### EXERCISE
Can you write out the whole listing exactly?

### DATA FOR THIS EXERCISE
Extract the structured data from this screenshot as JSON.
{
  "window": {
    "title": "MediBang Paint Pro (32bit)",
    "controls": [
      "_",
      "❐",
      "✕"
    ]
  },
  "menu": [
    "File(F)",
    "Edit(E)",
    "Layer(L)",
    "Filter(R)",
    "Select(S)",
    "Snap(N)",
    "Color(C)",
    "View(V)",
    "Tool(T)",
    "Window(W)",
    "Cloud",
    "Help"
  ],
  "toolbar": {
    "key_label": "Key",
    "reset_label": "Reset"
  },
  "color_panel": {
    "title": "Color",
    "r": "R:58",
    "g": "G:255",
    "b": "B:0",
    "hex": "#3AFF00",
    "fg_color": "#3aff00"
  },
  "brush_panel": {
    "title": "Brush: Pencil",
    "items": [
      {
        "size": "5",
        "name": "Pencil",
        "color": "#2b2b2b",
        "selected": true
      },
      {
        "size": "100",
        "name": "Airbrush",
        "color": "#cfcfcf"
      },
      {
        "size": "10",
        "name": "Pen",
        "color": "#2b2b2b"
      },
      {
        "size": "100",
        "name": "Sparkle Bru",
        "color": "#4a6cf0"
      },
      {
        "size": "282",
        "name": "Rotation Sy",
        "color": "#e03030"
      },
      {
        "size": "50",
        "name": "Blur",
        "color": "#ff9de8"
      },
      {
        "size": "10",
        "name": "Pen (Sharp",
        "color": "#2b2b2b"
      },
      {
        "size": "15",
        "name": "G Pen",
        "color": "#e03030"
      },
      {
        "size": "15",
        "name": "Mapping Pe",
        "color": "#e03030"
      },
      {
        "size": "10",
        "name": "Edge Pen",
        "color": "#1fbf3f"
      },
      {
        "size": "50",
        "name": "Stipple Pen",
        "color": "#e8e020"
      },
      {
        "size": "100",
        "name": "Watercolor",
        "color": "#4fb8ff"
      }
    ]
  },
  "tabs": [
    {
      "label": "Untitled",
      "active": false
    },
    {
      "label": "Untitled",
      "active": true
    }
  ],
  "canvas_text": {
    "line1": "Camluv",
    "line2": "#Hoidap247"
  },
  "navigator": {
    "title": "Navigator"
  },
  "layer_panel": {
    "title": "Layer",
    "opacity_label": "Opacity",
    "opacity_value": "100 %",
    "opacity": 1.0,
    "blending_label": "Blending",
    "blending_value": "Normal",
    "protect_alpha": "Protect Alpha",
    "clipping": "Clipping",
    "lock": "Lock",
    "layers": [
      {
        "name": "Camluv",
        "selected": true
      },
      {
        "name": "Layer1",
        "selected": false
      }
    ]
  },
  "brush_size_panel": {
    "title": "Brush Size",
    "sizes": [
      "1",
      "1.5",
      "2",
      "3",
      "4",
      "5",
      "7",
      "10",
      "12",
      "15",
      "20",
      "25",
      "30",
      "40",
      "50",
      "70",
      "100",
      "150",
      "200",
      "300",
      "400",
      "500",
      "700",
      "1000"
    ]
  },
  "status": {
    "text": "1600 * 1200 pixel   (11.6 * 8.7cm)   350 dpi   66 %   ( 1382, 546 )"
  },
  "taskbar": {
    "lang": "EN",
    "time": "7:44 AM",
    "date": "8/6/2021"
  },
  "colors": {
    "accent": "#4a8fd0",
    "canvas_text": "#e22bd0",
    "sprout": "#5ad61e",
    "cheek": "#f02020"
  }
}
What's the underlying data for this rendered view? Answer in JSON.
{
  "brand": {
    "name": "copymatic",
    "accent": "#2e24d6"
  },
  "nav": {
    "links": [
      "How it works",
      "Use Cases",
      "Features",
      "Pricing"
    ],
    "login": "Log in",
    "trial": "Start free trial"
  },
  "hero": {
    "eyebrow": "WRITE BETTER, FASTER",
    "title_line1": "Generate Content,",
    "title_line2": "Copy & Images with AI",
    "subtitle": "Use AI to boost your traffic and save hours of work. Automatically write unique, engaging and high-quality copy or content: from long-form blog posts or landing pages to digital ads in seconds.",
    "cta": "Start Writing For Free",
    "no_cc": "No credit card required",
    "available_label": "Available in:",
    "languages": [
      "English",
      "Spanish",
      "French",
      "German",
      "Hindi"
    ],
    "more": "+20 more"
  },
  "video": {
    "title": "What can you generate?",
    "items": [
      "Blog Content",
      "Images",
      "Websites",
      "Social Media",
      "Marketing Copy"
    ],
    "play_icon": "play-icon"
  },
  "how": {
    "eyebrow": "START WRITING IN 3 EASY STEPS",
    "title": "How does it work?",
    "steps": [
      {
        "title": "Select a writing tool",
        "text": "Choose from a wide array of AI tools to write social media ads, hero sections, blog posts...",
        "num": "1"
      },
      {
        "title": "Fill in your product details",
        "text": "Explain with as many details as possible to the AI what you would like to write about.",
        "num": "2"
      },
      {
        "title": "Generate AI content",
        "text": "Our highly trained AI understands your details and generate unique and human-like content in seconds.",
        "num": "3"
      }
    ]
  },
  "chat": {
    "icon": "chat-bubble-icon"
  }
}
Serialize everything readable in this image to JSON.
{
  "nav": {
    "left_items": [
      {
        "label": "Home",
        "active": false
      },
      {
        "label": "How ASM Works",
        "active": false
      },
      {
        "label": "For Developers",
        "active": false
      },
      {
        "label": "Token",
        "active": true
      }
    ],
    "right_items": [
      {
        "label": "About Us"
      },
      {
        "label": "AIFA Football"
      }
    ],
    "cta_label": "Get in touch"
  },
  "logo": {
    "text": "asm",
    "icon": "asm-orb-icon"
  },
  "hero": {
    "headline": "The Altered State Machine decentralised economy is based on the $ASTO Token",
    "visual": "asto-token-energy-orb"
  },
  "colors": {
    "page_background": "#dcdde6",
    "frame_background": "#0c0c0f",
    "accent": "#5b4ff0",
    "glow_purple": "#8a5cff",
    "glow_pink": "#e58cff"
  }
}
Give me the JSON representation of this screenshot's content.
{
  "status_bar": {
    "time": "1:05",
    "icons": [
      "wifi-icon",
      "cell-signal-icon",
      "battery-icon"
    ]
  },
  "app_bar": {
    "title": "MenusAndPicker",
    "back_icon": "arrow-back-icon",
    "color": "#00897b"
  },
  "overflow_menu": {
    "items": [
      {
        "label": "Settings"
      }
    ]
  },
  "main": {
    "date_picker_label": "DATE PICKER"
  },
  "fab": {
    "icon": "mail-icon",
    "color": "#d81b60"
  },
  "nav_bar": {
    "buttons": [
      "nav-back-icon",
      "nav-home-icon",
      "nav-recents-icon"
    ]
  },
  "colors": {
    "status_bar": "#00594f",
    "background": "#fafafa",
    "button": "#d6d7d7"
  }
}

### SOLUTION
Extract the structured data from this screenshot as JSON.
{
  "window": {
    "title": "MediBang Paint Pro (32bit)",
    "controls": [
      "_",
      "❐",
      "✕"
    ]
  },
  "menu": [
    "File(F)",
    "Edit(E)",
    "Layer(L)",
    "Filter(R)",
    "Select(S)",
    "Snap(N)",
    "Color(C)",
    "View(V)",
    "Tool(T)",
    "Window(W)",
    "Cloud",
    "Help"
  ],
  "toolbar": {
    "key_label": "Key",
    "reset_label": "Reset"
  },
  "color_panel": {
    "title": "Color",
    "r": "R:58",
    "g": "G:255",
    "b": "B:0",
    "hex": "#3AFF00",
    "fg_color": "#3aff00"
  },
  "brush_panel": {
    "title": "Brush: Pencil",
    "items": [
      {
        "size": "5",
        "name": "Pencil",
        "color": "#2b2b2b",
        "selected": true
      },
      {
        "size": "100",
        "name": "Airbrush",
        "color": "#cfcfcf"
      },
      {
        "size": "10",
        "name": "Pen",
        "color": "#2b2b2b"
      },
      {
        "size": "100",
        "name": "Sparkle Bru",
        "color": "#4a6cf0"
      },
      {
        "size": "282",
        "name": "Rotation Sy",
        "color": "#e03030"
      },
      {
        "size": "50",
        "name": "Blur",
        "color": "#ff9de8"
      },
      {
        "size": "10",
        "name": "Pen (Sharp",
        "color": "#2b2b2b"
      },
      {
        "size": "15",
        "name": "G Pen",
        "color": "#e03030"
      },
      {
        "size": "15",
        "name": "Mapping Pe",
        "color": "#e03030"
      },
      {
        "size": "10",
        "name": "Edge Pen",
        "color": "#1fbf3f"
      },
      {
        "size": "50",
        "name": "Stipple Pen",
        "color": "#e8e020"
      },
      {
        "size": "100",
        "name": "Watercolor",
        "color": "#4fb8ff"
      }
    ]
  },
  "tabs": [
    {
      "label": "Untitled",
      "active": false
    },
    {
      "label": "Untitled",
      "active": true
    }
  ],
  "canvas_text": {
    "line1": "Camluv",
    "line2": "#Hoidap247"
  },
  "navigator": {
    "title": "Navigator"
  },
  "layer_panel": {
    "title": "Layer",
    "opacity_label": "Opacity",
    "opacity_value": "100 %",
    "opacity": 1.0,
    "blending_label": "Blending",
    "blending_value": "Normal",
    "protect_alpha": "Protect Alpha",
    "clipping": "Clipping",
    "lock": "Lock",
    "layers": [
      {
        "name": "Camluv",
        "selected": true
      },
      {
        "name": "Layer1",
        "selected": false
      }
    ]
  },
  "brush_size_panel": {
    "title": "Brush Size",
    "sizes": [
      "1",
      "1.5",
      "2",
      "3",
      "4",
      "5",
      "7",
      "10",
      "12",
      "15",
      "20",
      "25",
      "30",
      "40",
      "50",
      "70",
      "100",
      "150",
      "200",
      "300",
      "400",
      "500",
      "700",
      "1000"
    ]
  },
  "status": {
    "text": "1600 * 1200 pixel   (11.6 * 8.7cm)   350 dpi   66 %   ( 1382, 546 )"
  },
  "taskbar": {
    "lang": "EN",
    "time": "7:44 AM",
    "date": "8/6/2021"
  },
  "colors": {
    "accent": "#4a8fd0",
    "canvas_text": "#e22bd0",
    "sprout": "#5ad61e",
    "cheek": "#f02020"
  }
}
What's the underlying data for this rendered view? Answer in JSON.
{
  "brand": {
    "name": "copymatic",
    "accent": "#2e24d6"
  },
  "nav": {
    "links": [
      "How it works",
      "Use Cases",
      "Features",
      "Pricing"
    ],
    "login": "Log in",
    "trial": "Start free trial"
  },
  "hero": {
    "eyebrow": "WRITE BETTER, FASTER",
    "title_line1": "Generate Content,",
    "title_line2": "Copy & Images with AI",
    "subtitle": "Use AI to boost your traffic and save hours of work. Automatically write unique, engaging and high-quality copy or content: from long-form blog posts or landing pages to digital ads in seconds.",
    "cta": "Start Writing For Free",
    "no_cc": "No credit card required",
    "available_label": "Available in:",
    "languages": [
      "English",
      "Spanish",
      "French",
      "German",
      "Hindi"
    ],
    "more": "+20 more"
  },
  "video": {
    "title": "What can you generate?",
    "items": [
      "Blog Content",
      "Images",
      "Websites",
      "Social Media",
      "Marketing Copy"
    ],
    "play_icon": "play-icon"
  },
  "how": {
    "eyebrow": "START WRITING IN 3 EASY STEPS",
    "title": "How does it work?",
    "steps": [
      {
        "title": "Select a writing tool",
        "text": "Choose from a wide array of AI tools to write social media ads, hero sections, blog posts...",
        "num": "1"
      },
      {
        "title": "Fill in your product details",
        "text": "Explain with as many details as possible to the AI what you would like to write about.",
        "num": "2"
      },
      {
        "title": "Generate AI content",
        "text": "Our highly trained AI understands your details and generate unique and human-like content in seconds.",
        "num": "3"
      }
    ]
  },
  "chat": {
    "icon": "chat-bubble-icon"
  }
}
Serialize everything readable in this image to JSON.
{
  "nav": {
    "left_items": [
      {
        "label": "Home",
        "active": false
      },
      {
        "label": "How ASM Works",
        "active": false
      },
      {
        "label": "For Developers",
        "active": false
      },
      {
        "label": "Token",
        "active": true
      }
    ],
    "right_items": [
      {
        "label": "About Us"
      },
      {
        "label": "AIFA Football"
      }
    ],
    "cta_label": "Get in touch"
  },
  "logo": {
    "text": "asm",
    "icon": "asm-orb-icon"
  },
  "hero": {
    "headline": "The Altered State Machine decentralised economy is based on the $ASTO Token",
    "visual": "asto-token-energy-orb"
  },
  "colors": {
    "page_background": "#dcdde6",
    "frame_background": "#0c0c0f",
    "accent": "#5b4ff0",
    "glow_purple": "#8a5cff",
    "glow_pink": "#e58cff"
  }
}
Give me the JSON representation of this screenshot's content.
{
  "status_bar": {
    "time": "1:05",
    "icons": [
      "wifi-icon",
      "cell-signal-icon",
      "battery-icon"
    ]
  },
  "app_bar": {
    "title": "MenusAndPicker",
    "back_icon": "arrow-back-icon",
    "color": "#00897b"
  },
  "overflow_menu": {
    "items": [
      {
        "label": "Settings"
      }
    ]
  },
  "main": {
    "date_picker_label": "DATE PICKER"
  },
  "fab": {
    "icon": "mail-icon",
    "color": "#d81b60"
  },
  "nav_bar": {
    "buttons": [
      "nav-back-icon",
      "nav-home-icon",
      "nav-recents-icon"
    ]
  },
  "colors": {
    "status_bar": "#00594f",
    "background": "#fafafa",
    "button": "#d6d7d7"
  }
}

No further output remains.